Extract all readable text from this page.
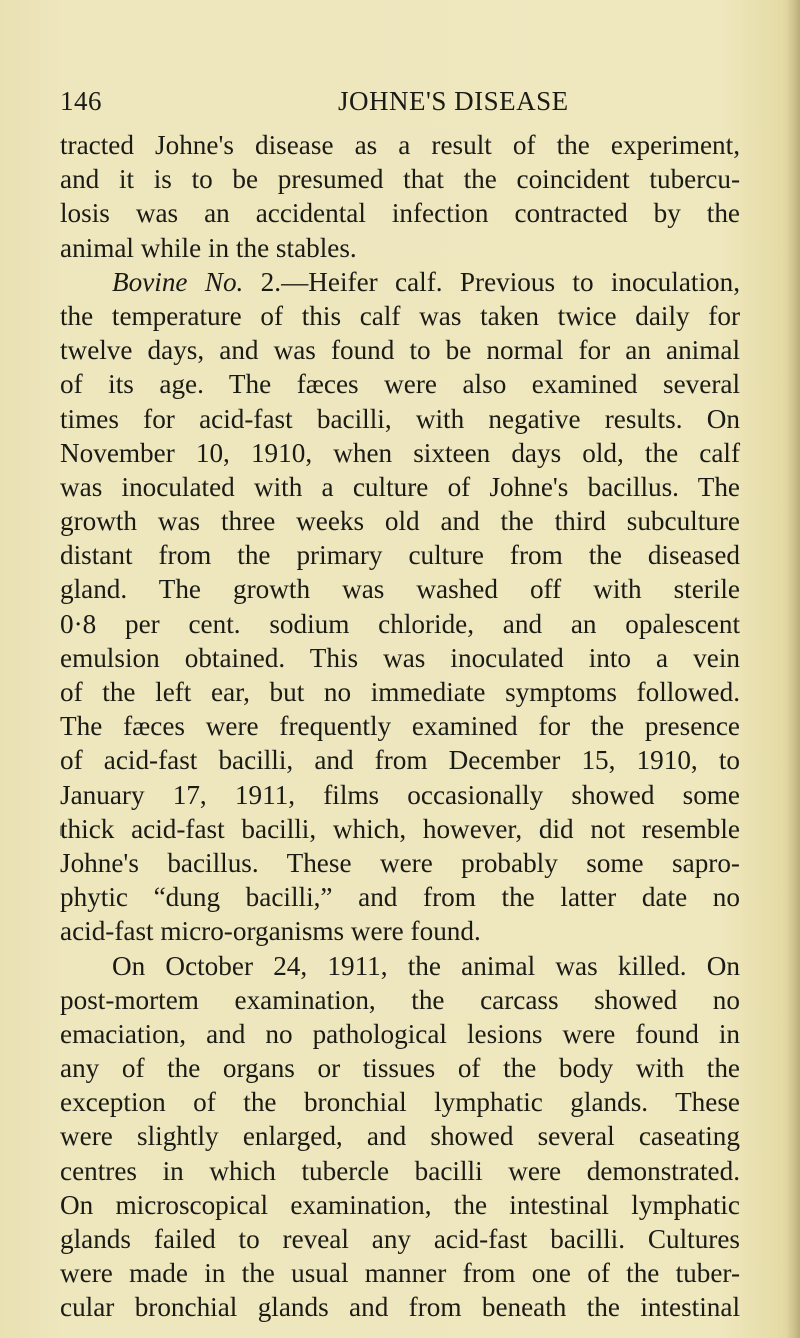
146	JOHNE'S DISEASE
tracted Johne's disease as a result of the experiment,
and it is to be presumed that the coincident tubercu-
losis was an accidental infection contracted by the
animal while in the stables.
Bovine No. 2.—Heifer calf. Previous to inoculation,
the temperature of this calf was taken twice daily for
twelve days, and was found to be normal for an animal
of its age. The fæces were also examined several
times for acid-fast bacilli, with negative results. On
November 10, 1910, when sixteen days old, the calf
was inoculated with a culture of Johne's bacillus. The
growth was three weeks old and the third subculture
distant from the primary culture from the diseased
gland. The growth was washed off with sterile
0·8 per cent. sodium chloride, and an opalescent
emulsion obtained. This was inoculated into a vein
of the left ear, but no immediate symptoms followed.
The fæces were frequently examined for the presence
of acid-fast bacilli, and from December 15, 1910, to
January 17, 1911, films occasionally showed some
thick acid-fast bacilli, which, however, did not resemble
Johne's bacillus. These were probably some sapro-
phytic “dung bacilli,” and from the latter date no
acid-fast micro-organisms were found.
On October 24, 1911, the animal was killed. On
post-mortem examination, the carcass showed no
emaciation, and no pathological lesions were found in
any of the organs or tissues of the body with the
exception of the bronchial lymphatic glands. These
were slightly enlarged, and showed several caseating
centres in which tubercle bacilli were demonstrated.
On microscopical examination, the intestinal lymphatic
glands failed to reveal any acid-fast bacilli. Cultures
were made in the usual manner from one of the tuber-
cular bronchial glands and from beneath the intestinal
· · · · ·
*Task*:
All of the lines above should be retyped precisely, apart from the pictures.

*Problem solution*:
Extract all readable text from this page.
146	JOHNE'S DISEASE
tracted Johne's disease as a result of the experiment,
and it is to be presumed that the coincident tubercu-
losis was an accidental infection contracted by the
animal while in the stables.
Bovine No. 2.—Heifer calf. Previous to inoculation,
the temperature of this calf was taken twice daily for
twelve days, and was found to be normal for an animal
of its age. The fæces were also examined several
times for acid-fast bacilli, with negative results. On
November 10, 1910, when sixteen days old, the calf
was inoculated with a culture of Johne's bacillus. The
growth was three weeks old and the third subculture
distant from the primary culture from the diseased
gland. The growth was washed off with sterile
0·8 per cent. sodium chloride, and an opalescent
emulsion obtained. This was inoculated into a vein
of the left ear, but no immediate symptoms followed.
The fæces were frequently examined for the presence
of acid-fast bacilli, and from December 15, 1910, to
January 17, 1911, films occasionally showed some
thick acid-fast bacilli, which, however, did not resemble
Johne's bacillus. These were probably some sapro-
phytic “dung bacilli,” and from the latter date no
acid-fast micro-organisms were found.
On October 24, 1911, the animal was killed. On
post-mortem examination, the carcass showed no
emaciation, and no pathological lesions were found in
any of the organs or tissues of the body with the
exception of the bronchial lymphatic glands. These
were slightly enlarged, and showed several caseating
centres in which tubercle bacilli were demonstrated.
On microscopical examination, the intestinal lymphatic
glands failed to reveal any acid-fast bacilli. Cultures
were made in the usual manner from one of the tuber-
cular bronchial glands and from beneath the intestinal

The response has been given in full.